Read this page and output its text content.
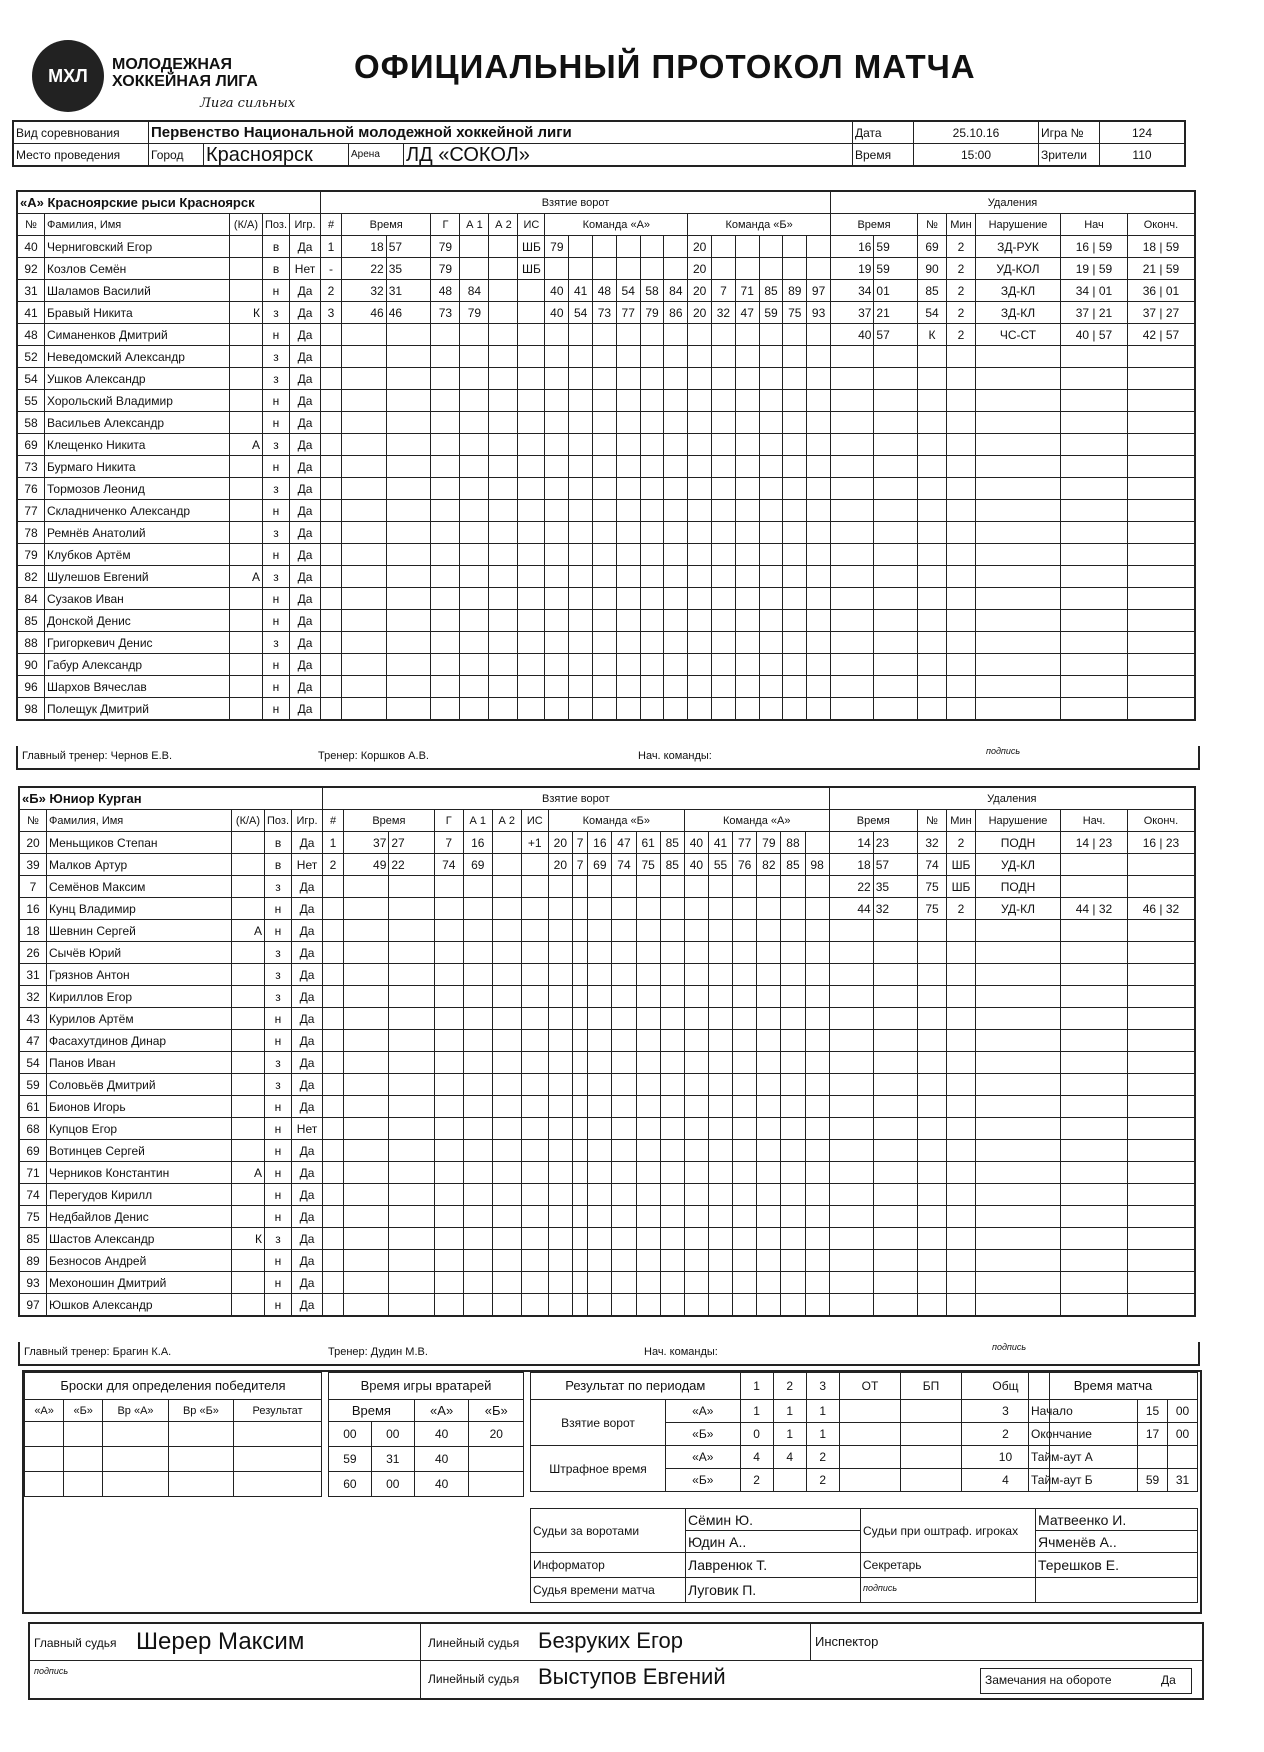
МХЛ
МОЛОДЕЖНАЯ
ХОККЕЙНАЯ ЛИГА
Лига сильных
ОФИЦИАЛЬНЫЙ ПРОТОКОЛ МАТЧА
Вид соревнования	Первенство Национальной молодежной хоккейной лиги				Дата	25.10.16	Игра №	124
Место проведения	Город	Красноярск	Арена	ЛД «СОКОЛ»	Время	15:00	Зрители	110
«А» Красноярские рыси Красноярск					Взятие ворот																			Удаления						
№	Фамилия, Имя	(К/А)	Поз.	Игр.	#	Время		Г	А 1	А 2	ИС	Команда «А»						Команда «Б»						Время		№	Мин	Нарушение	Нач	Оконч.
40	Черниговский Егор		в	Да	1	18	57	79			ШБ	79						20						16	59	69	2	ЗД-РУК	16 | 59	18 | 59
92	Козлов Семён		в	Нет	-	22	35	79			ШБ							20						19	59	90	2	УД-КОЛ	19 | 59	21 | 59
31	Шаламов Василий		н	Да	2	32	31	48	84			40	41	48	54	58	84	20	7	71	85	89	97	34	01	85	2	ЗД-КЛ	34 | 01	36 | 01
41	Бравый Никита	К	з	Да	3	46	46	73	79			40	54	73	77	79	86	20	32	47	59	75	93	37	21	54	2	ЗД-КЛ	37 | 21	37 | 27
48	Симаненков Дмитрий		н	Да																				40	57	К	2	ЧС-СТ	40 | 57	42 | 57
52	Неведомский Александр		з	Да																										
54	Ушков Александр		з	Да																										
55	Хорольский Владимир		н	Да																										
58	Васильев Александр		н	Да																										
69	Клещенко Никита	А	з	Да																										
73	Бурмаго Никита		н	Да																										
76	Тормозов Леонид		з	Да																										
77	Складниченко Александр		н	Да																										
78	Ремнёв Анатолий		з	Да																										
79	Клубков Артём		н	Да																										
82	Шулешов Евгений	А	з	Да																										
84	Сузаков Иван		н	Да																										
85	Донской Денис		н	Да																										
88	Григоркевич Денис		з	Да																										
90	Габур Александр		н	Да																										
96	Шархов Вячеслав		н	Да																										
98	Полещук Дмитрий		н	Да																										
Главный тренер: Чернов Е.В.	Тренер: Коршков А.В.	Нач. команды:	подпись
«Б» Юниор Курган					Взятие ворот																			Удаления						
№	Фамилия, Имя	(К/А)	Поз.	Игр.	#	Время		Г	А 1	А 2	ИС	Команда «Б»						Команда «А»						Время		№	Мин	Нарушение	Нач.	Оконч.
20	Меньщиков Степан		в	Да	1	37	27	7	16		+1	20	7	16	47	61	85	40	41	77	79	88		14	23	32	2	ПОДН	14 | 23	16 | 23
39	Малков Артур		в	Нет	2	49	22	74	69			20	7	69	74	75	85	40	55	76	82	85	98	18	57	74	ШБ	УД-КЛ		
7	Семёнов Максим		з	Да																				22	35	75	ШБ	ПОДН		
16	Кунц Владимир		н	Да																				44	32	75	2	УД-КЛ	44 | 32	46 | 32
18	Шевнин Сергей	А	н	Да																										
26	Сычёв Юрий		з	Да																										
31	Грязнов Антон		з	Да																										
32	Кириллов Егор		з	Да																										
43	Курилов Артём		н	Да																										
47	Фасахутдинов Динар		н	Да																										
54	Панов Иван		з	Да																										
59	Соловьёв Дмитрий		з	Да																										
61	Бионов Игорь		н	Да																										
68	Купцов Егор		н	Нет																										
69	Вотинцев Сергей		н	Да																										
71	Черников Константин	А	н	Да																										
74	Перегудов Кирилл		н	Да																										
75	Недбайлов Денис		н	Да																										
85	Шастов Александр	К	з	Да																										
89	Безносов Андрей		н	Да																										
93	Мехоношин Дмитрий		н	Да																										
97	Юшков Александр		н	Да																										
Главный тренер: Брагин К.А.	Тренер: Дудин М.В.	Нач. команды:	подпись
Броски для определения победителя				
«А»	«Б»	Вр «А»	Вр «Б»	Результат

Время игры вратарей			
Время		«А»	«Б»
00	00	40	20
59	31	40	
60	00	40	
Результат по периодам		1	2	3	ОТ	БП	Общ
Взятие ворот	«А»	1	1	1			3
	«Б»	0	1	1			2
Штрафное время	«А»	4	4	2			10
	«Б»	2		2			4
Время матча		
Начало	15	00
Окончание	17	00
Тайм-аут А		
Тайм-аут Б	59	31
Судьи за воротами	Сёмин Ю.	Судьи при оштраф. игроках	Матвеенко И.
	Юдин А..		Ячменёв А..
Информатор	Лавренюк Т.	Секретарь	Терешков Е.
Судья времени матча	Луговик П.	подпись	
Главный судья Шерер Максим
подпись
Линейный судья Безруких Егор
Линейный судья Выступов Евгений
Инспектор
Замечания на обороте	Да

- [EXERCISE]:
Extract every line of the records above that contains the word "Красноярск".

- [EXPECTED ANSWER]:
Место проведения	Город	Красноярск	Арена	ЛД «СОКОЛ»	Время	15:00	Зрители	110
«А» Красноярские рыси Красноярск					Взятие ворот																			Удаления						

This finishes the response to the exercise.